## Problem to work on
Go through the data below and gather each line containing "犹不如人".

## Source data
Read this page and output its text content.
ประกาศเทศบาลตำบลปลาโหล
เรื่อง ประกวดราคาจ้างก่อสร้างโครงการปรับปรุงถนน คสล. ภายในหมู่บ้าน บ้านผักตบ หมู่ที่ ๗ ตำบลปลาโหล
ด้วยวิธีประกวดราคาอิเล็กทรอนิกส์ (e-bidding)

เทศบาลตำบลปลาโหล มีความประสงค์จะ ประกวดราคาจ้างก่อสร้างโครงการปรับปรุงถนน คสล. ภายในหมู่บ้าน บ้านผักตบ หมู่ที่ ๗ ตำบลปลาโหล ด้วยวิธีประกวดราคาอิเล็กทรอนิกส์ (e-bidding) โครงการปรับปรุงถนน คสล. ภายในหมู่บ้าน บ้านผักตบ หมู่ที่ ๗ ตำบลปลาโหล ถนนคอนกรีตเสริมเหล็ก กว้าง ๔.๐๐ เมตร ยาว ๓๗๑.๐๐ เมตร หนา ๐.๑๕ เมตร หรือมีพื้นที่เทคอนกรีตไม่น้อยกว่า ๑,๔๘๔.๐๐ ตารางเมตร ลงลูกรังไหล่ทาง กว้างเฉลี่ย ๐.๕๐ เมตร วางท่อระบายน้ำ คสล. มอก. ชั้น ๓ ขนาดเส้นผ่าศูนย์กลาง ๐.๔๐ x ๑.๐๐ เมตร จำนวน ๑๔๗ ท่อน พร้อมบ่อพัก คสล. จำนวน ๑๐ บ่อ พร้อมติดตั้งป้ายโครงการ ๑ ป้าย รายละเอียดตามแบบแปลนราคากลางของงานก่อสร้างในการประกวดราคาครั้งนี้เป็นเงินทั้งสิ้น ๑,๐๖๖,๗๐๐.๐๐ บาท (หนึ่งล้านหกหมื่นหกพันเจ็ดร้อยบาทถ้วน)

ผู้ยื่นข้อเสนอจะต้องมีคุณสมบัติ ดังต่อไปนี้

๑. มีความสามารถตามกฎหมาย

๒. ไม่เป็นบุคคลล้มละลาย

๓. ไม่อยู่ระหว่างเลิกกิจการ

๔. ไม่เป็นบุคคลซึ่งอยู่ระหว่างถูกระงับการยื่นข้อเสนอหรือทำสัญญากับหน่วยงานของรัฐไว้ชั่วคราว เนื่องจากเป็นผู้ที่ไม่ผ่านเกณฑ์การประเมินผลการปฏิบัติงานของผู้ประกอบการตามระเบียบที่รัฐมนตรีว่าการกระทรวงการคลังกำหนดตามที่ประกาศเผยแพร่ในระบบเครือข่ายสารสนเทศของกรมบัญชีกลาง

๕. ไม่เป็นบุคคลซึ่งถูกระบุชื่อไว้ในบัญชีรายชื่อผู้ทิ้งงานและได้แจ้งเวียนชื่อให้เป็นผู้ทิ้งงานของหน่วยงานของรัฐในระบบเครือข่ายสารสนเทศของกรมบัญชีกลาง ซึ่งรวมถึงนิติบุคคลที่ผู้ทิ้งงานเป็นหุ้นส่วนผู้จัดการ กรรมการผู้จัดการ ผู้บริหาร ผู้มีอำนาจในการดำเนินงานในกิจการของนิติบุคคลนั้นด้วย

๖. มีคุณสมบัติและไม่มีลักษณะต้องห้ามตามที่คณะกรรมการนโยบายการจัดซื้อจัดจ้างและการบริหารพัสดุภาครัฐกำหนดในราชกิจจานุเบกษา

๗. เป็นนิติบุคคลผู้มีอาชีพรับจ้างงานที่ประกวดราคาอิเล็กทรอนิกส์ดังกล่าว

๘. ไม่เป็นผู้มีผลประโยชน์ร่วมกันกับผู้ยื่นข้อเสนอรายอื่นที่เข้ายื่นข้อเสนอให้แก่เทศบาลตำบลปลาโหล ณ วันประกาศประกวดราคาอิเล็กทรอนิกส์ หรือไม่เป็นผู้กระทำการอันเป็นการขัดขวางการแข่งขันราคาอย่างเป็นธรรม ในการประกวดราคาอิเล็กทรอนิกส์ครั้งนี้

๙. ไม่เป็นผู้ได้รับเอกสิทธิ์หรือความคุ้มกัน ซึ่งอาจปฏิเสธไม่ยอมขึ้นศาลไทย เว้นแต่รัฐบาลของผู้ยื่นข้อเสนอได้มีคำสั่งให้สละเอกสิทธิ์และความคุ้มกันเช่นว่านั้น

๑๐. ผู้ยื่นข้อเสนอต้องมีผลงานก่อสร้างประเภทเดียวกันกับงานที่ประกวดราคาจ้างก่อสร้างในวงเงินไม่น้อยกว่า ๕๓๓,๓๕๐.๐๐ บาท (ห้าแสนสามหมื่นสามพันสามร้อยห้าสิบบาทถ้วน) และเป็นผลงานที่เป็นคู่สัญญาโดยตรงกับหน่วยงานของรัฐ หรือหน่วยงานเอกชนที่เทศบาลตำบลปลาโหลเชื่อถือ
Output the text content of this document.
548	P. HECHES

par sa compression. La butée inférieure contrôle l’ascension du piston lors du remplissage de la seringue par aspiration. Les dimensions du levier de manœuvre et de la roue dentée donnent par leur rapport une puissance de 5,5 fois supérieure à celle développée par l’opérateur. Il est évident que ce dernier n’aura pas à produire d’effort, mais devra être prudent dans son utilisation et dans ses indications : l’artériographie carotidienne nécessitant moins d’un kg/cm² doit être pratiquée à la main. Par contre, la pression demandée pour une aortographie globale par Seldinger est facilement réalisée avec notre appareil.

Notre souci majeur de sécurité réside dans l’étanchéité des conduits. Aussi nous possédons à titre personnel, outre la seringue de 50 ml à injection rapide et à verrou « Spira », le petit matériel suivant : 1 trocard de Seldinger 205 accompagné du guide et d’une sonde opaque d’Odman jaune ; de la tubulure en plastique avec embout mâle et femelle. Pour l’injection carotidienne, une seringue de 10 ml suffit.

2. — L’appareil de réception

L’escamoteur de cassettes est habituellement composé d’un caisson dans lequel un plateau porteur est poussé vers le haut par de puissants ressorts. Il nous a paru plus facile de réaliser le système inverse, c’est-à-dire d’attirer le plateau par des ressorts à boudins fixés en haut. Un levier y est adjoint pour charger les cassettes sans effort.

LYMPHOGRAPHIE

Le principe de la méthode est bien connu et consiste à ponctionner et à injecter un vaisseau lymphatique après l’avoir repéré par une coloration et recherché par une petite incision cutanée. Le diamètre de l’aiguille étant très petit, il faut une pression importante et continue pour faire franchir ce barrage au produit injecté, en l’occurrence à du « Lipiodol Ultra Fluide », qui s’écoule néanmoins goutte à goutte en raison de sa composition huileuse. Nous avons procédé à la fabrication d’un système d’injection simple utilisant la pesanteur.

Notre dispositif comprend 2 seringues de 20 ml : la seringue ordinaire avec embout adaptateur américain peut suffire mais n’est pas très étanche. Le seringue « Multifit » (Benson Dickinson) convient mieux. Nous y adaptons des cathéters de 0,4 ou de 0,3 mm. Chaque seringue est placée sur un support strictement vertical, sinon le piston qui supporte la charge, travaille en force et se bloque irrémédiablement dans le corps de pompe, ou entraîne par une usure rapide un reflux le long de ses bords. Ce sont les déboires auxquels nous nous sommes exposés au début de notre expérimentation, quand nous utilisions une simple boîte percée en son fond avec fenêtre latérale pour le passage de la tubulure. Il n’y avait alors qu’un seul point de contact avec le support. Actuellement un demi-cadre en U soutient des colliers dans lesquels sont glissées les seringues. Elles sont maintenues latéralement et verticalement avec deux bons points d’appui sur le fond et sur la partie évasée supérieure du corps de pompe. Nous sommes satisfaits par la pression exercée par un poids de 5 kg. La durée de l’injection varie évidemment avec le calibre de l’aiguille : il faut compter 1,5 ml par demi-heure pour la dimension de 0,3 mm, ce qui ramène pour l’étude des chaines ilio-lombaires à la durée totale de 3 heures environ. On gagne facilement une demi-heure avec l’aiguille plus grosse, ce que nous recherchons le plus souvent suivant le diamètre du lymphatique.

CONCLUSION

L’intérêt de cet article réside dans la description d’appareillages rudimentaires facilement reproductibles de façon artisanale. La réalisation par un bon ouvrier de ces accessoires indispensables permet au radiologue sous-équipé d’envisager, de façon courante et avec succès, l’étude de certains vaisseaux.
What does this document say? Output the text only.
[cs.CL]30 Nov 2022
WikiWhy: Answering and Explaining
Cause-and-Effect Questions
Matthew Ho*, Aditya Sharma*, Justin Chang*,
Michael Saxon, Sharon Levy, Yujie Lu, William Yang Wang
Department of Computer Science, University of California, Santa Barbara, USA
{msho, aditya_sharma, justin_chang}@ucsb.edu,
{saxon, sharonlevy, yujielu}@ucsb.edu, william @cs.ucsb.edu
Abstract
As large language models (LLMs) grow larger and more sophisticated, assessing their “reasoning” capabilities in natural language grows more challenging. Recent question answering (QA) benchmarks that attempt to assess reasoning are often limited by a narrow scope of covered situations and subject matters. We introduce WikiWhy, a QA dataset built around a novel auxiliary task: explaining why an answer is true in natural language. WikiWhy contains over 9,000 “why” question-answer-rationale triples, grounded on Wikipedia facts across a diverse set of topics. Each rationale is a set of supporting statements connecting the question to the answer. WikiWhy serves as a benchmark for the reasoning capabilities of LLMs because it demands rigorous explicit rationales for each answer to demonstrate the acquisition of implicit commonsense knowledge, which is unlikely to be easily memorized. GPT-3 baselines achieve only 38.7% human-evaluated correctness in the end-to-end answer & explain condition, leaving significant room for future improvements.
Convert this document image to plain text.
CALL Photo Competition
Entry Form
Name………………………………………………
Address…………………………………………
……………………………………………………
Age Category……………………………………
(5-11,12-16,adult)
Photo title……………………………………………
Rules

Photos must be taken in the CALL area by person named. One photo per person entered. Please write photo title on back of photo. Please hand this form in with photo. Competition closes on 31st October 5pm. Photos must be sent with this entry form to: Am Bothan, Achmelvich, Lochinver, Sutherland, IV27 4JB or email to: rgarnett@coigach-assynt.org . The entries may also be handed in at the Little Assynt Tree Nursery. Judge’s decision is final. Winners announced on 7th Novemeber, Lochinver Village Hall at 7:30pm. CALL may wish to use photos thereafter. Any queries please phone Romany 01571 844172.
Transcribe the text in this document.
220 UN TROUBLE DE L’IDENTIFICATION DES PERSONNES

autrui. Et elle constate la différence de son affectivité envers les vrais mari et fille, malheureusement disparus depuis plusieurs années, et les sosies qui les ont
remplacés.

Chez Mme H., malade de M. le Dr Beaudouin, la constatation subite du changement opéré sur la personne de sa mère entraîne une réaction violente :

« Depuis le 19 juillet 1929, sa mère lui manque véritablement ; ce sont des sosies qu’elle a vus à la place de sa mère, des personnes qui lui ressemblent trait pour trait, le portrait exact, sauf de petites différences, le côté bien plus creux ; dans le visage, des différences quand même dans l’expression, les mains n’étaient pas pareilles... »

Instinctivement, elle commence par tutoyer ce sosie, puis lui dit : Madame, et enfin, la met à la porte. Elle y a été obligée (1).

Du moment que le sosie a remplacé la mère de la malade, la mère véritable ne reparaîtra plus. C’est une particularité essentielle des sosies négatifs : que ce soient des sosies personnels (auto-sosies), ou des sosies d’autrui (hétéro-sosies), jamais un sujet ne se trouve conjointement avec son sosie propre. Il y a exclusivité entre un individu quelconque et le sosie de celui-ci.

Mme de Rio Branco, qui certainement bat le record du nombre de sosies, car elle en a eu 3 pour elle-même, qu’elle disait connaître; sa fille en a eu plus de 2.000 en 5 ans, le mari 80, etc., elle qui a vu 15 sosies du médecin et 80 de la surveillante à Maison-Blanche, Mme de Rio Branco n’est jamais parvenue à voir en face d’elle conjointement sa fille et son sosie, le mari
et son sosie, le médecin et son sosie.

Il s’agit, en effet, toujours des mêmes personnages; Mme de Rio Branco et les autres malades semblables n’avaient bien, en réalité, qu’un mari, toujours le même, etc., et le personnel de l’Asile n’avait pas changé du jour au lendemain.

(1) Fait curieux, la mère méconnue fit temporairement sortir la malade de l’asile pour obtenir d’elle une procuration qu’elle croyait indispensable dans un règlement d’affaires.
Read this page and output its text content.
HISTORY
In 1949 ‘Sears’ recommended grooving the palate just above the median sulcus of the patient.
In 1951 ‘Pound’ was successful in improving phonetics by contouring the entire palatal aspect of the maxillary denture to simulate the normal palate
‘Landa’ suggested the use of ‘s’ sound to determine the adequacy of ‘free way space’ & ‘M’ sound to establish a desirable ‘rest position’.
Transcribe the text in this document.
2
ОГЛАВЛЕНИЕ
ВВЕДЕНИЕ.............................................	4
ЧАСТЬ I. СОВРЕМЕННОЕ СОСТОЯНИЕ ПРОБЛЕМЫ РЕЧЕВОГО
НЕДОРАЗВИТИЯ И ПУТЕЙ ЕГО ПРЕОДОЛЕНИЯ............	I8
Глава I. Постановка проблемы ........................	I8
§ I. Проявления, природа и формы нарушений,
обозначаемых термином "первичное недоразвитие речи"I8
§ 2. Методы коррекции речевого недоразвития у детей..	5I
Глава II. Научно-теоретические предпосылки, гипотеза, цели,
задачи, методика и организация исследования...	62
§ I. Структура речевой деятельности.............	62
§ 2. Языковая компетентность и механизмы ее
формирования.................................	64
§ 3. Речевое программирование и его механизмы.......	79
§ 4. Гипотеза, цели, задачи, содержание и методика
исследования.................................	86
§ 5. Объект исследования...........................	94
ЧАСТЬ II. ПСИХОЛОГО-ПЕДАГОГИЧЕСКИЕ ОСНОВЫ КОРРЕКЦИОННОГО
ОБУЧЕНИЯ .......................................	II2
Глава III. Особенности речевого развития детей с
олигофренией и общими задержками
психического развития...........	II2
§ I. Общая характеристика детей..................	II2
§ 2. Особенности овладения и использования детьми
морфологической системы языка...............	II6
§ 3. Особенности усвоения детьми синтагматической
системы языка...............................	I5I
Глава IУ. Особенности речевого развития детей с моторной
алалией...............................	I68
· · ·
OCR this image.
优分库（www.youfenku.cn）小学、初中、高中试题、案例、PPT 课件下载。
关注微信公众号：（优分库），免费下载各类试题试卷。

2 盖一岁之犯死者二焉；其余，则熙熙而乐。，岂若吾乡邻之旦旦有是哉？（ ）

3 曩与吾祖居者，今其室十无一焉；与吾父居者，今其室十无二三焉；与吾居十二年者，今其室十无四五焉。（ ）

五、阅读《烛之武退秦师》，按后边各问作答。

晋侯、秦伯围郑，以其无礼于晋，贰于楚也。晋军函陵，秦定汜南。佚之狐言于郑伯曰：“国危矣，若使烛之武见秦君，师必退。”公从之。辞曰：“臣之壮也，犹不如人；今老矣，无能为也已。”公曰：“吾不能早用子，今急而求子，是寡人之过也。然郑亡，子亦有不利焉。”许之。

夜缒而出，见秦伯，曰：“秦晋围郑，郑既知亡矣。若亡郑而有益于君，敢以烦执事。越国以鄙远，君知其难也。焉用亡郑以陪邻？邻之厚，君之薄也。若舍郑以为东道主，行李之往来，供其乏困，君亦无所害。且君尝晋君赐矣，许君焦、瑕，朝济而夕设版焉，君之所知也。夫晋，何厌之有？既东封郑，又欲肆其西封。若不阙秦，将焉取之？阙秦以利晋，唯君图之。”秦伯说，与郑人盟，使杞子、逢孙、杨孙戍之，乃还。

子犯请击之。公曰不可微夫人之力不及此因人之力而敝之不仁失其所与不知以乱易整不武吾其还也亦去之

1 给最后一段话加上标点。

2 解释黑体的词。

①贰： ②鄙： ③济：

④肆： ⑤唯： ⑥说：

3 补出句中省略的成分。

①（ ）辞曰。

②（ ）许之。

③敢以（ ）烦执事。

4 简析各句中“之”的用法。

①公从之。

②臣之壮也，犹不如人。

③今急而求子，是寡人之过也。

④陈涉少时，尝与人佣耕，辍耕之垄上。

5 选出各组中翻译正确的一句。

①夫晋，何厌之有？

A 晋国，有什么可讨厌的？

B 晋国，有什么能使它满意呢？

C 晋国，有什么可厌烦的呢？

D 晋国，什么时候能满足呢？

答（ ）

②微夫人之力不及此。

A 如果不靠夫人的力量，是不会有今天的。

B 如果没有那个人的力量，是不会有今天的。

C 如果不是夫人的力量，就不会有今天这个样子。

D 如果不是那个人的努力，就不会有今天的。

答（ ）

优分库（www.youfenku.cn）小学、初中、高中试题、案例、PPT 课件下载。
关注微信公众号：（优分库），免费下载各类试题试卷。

## Reply to the exercise
晋侯、秦伯围郑，以其无礼于晋，贰于楚也。晋军函陵，秦定汜南。佚之狐言于郑伯曰：“国危矣，若使烛之武见秦君，师必退。”公从之。辞曰：“臣之壮也，犹不如人；今老矣，无能为也已。”公曰：“吾不能早用子，今急而求子，是寡人之过也。然郑亡，子亦有不利焉。”许之。
②臣之壮也，犹不如人。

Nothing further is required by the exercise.